* **What to work on**:
Give every line of the records below as a JSON list of strings, one string per line, with blank lines left out.

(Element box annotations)

******************************

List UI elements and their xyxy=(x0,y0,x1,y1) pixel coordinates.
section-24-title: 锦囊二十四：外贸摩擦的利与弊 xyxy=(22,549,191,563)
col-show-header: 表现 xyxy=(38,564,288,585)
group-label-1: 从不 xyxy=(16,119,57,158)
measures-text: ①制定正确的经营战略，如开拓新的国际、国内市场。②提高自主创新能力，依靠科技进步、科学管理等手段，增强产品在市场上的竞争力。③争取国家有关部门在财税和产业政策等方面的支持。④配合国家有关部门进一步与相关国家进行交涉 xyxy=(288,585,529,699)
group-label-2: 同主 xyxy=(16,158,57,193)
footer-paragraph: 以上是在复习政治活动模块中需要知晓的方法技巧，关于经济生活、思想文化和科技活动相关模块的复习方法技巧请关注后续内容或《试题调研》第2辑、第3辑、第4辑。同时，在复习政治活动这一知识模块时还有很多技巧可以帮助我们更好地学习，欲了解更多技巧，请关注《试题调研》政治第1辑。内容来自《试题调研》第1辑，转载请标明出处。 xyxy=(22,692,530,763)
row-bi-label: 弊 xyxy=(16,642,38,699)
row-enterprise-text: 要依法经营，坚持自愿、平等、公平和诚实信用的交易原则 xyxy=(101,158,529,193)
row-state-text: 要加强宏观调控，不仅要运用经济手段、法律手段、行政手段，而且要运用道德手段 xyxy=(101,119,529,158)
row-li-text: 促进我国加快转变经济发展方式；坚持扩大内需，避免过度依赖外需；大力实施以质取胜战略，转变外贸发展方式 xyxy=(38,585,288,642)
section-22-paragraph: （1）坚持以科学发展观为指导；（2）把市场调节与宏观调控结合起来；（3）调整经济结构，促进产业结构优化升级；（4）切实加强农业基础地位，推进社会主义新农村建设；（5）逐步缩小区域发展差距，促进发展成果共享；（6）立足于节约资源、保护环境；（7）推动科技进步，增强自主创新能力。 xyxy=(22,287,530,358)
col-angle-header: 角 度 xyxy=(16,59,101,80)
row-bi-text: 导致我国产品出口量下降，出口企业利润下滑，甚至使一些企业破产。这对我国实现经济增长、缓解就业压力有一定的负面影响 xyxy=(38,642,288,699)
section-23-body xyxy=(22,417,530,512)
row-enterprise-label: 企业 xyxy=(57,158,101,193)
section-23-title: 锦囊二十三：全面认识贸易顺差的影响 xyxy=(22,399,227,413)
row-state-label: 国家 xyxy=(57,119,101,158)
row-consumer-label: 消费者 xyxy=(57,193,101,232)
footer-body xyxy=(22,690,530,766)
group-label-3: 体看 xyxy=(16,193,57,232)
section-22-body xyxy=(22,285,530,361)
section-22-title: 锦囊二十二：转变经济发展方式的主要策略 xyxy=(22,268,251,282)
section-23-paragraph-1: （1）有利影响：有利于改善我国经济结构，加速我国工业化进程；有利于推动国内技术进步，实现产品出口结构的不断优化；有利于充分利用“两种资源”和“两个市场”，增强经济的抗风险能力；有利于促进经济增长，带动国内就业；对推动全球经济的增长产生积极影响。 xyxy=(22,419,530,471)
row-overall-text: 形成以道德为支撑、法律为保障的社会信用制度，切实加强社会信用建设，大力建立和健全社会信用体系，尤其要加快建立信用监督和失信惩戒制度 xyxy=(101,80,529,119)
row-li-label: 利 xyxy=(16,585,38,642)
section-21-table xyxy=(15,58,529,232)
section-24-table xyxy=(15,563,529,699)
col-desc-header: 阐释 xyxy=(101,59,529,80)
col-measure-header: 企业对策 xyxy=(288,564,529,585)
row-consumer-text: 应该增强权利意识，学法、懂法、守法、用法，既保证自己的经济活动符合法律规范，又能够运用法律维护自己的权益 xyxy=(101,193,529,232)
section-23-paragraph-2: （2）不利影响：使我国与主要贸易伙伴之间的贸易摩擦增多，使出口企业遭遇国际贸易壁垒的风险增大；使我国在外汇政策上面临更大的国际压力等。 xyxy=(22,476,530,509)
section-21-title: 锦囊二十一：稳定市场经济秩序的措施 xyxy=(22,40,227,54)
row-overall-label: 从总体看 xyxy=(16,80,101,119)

******************************

* **Complete output**:
[
  "List UI elements and their xyxy=(x0,y0,x1,y1) pixel coordinates.",
  "section-24-title: 锦囊二十四：外贸摩擦的利与弊 xyxy=(22,549,191,563)",
  "col-show-header: 表现 xyxy=(38,564,288,585)",
  "group-label-1: 从不 xyxy=(16,119,57,158)",
  "measures-text: ①制定正确的经营战略，如开拓新的国际、国内市场。②提高自主创新能力，依靠科技进步、科学管理等手段，增强产品在市场上的竞争力。③争取国家有关部门在财税和产业政策等方面的支持。④配合国家有关部门进一步与相关国家进行交涉 xyxy=(288,585,529,699)",
  "group-label-2: 同主 xyxy=(16,158,57,193)",
  "footer-paragraph: 以上是在复习政治活动模块中需要知晓的方法技巧，关于经济生活、思想文化和科技活动相关模块的复习方法技巧请关注后续内容或《试题调研》第2辑、第3辑、第4辑。同时，在复习政治活动这一知识模块时还有很多技巧可以帮助我们更好地学习，欲了解更多技巧，请关注《试题调研》政治第1辑。内容来自《试题调研》第1辑，转载请标明出处。 xyxy=(22,692,530,763)",
  "row-bi-label: 弊 xyxy=(16,642,38,699)",
  "row-enterprise-text: 要依法经营，坚持自愿、平等、公平和诚实信用的交易原则 xyxy=(101,158,529,193)",
  "row-state-text: 要加强宏观调控，不仅要运用经济手段、法律手段、行政手段，而且要运用道德手段 xyxy=(101,119,529,158)",
  "row-li-text: 促进我国加快转变经济发展方式；坚持扩大内需，避免过度依赖外需；大力实施以质取胜战略，转变外贸发展方式 xyxy=(38,585,288,642)",
  "section-22-paragraph: （1）坚持以科学发展观为指导；（2）把市场调节与宏观调控结合起来；（3）调整经济结构，促进产业结构优化升级；（4）切实加强农业基础地位，推进社会主义新农村建设；（5）逐步缩小区域发展差距，促进发展成果共享；（6）立足于节约资源、保护环境；（7）推动科技进步，增强自主创新能力。 xyxy=(22,287,530,358)",
  "col-angle-header: 角 度 xyxy=(16,59,101,80)",
  "row-bi-text: 导致我国产品出口量下降，出口企业利润下滑，甚至使一些企业破产。这对我国实现经济增长、缓解就业压力有一定的负面影响 xyxy=(38,642,288,699)",
  "section-23-body xyxy=(22,417,530,512)",
  "row-enterprise-label: 企业 xyxy=(57,158,101,193)",
  "section-23-title: 锦囊二十三：全面认识贸易顺差的影响 xyxy=(22,399,227,413)",
  "row-state-label: 国家 xyxy=(57,119,101,158)",
  "row-consumer-label: 消费者 xyxy=(57,193,101,232)",
  "footer-body xyxy=(22,690,530,766)",
  "group-label-3: 体看 xyxy=(16,193,57,232)",
  "section-22-body xyxy=(22,285,530,361)",
  "section-22-title: 锦囊二十二：转变经济发展方式的主要策略 xyxy=(22,268,251,282)",
  "section-23-paragraph-1: （1）有利影响：有利于改善我国经济结构，加速我国工业化进程；有利于推动国内技术进步，实现产品出口结构的不断优化；有利于充分利用“两种资源”和“两个市场”，增强经济的抗风险能力；有利于促进经济增长，带动国内就业；对推动全球经济的增长产生积极影响。 xyxy=(22,419,530,471)",
  "row-overall-text: 形成以道德为支撑、法律为保障的社会信用制度，切实加强社会信用建设，大力建立和健全社会信用体系，尤其要加快建立信用监督和失信惩戒制度 xyxy=(101,80,529,119)",
  "row-li-label: 利 xyxy=(16,585,38,642)",
  "section-21-table xyxy=(15,58,529,232)",
  "section-24-table xyxy=(15,563,529,699)",
  "col-desc-header: 阐释 xyxy=(101,59,529,80)",
  "col-measure-header: 企业对策 xyxy=(288,564,529,585)",
  "row-consumer-text: 应该增强权利意识，学法、懂法、守法、用法，既保证自己的经济活动符合法律规范，又能够运用法律维护自己的权益 xyxy=(101,193,529,232)",
  "section-23-paragraph-2: （2）不利影响：使我国与主要贸易伙伴之间的贸易摩擦增多，使出口企业遭遇国际贸易壁垒的风险增大；使我国在外汇政策上面临更大的国际压力等。 xyxy=(22,476,530,509)",
  "section-21-title: 锦囊二十一：稳定市场经济秩序的措施 xyxy=(22,40,227,54)",
  "row-overall-label: 从总体看 xyxy=(16,80,101,119)"
]